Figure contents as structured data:
—————
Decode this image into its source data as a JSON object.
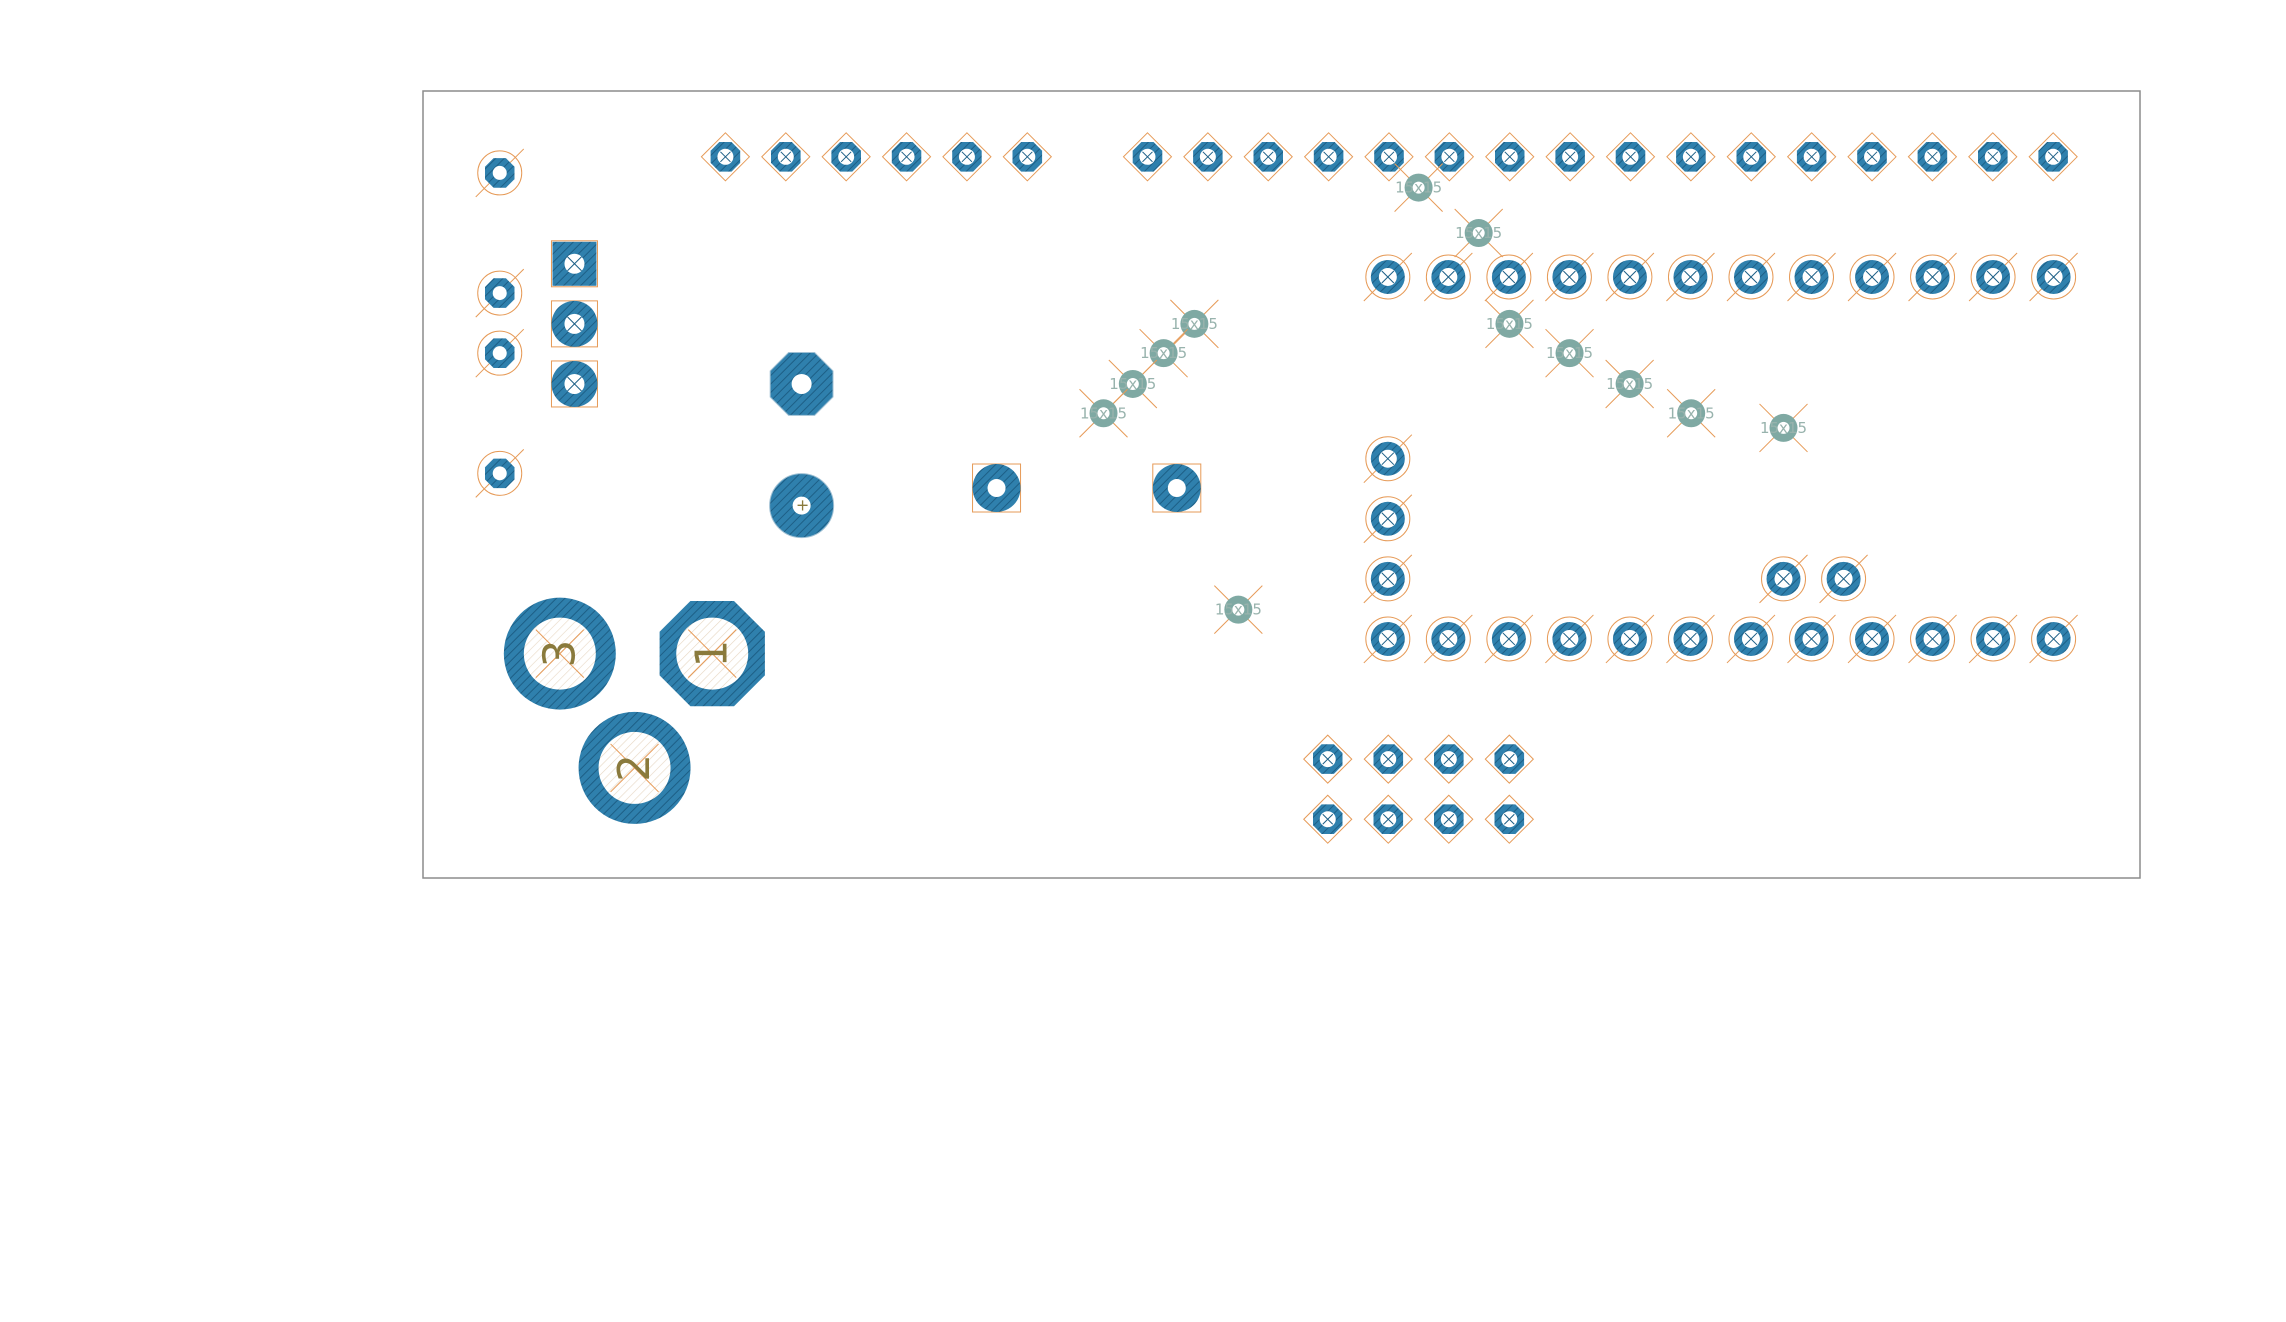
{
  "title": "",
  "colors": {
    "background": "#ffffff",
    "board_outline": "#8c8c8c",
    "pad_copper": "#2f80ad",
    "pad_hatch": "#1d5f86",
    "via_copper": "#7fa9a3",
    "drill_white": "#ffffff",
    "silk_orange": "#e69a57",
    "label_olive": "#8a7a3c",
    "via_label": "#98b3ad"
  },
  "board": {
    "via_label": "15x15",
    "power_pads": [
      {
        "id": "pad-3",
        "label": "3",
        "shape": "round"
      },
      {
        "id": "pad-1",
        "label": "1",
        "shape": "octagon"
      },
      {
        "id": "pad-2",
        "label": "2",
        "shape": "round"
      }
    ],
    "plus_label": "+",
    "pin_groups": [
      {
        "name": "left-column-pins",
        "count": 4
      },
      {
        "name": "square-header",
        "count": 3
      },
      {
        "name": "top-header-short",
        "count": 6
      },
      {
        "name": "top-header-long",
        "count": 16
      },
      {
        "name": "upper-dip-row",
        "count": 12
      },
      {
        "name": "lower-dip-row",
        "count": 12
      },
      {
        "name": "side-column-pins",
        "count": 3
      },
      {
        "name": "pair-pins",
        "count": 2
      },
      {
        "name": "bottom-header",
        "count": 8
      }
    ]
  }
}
—————
• **What is asked**: Copy every line that contains the string "name".

• **Task output**:
        "name": "left-column-pins",
        "name": "square-header",
        "name": "top-header-short",
        "name": "top-header-long",
        "name": "upper-dip-row",
        "name": "lower-dip-row",
        "name": "side-column-pins",
        "name": "pair-pins",
        "name": "bottom-header",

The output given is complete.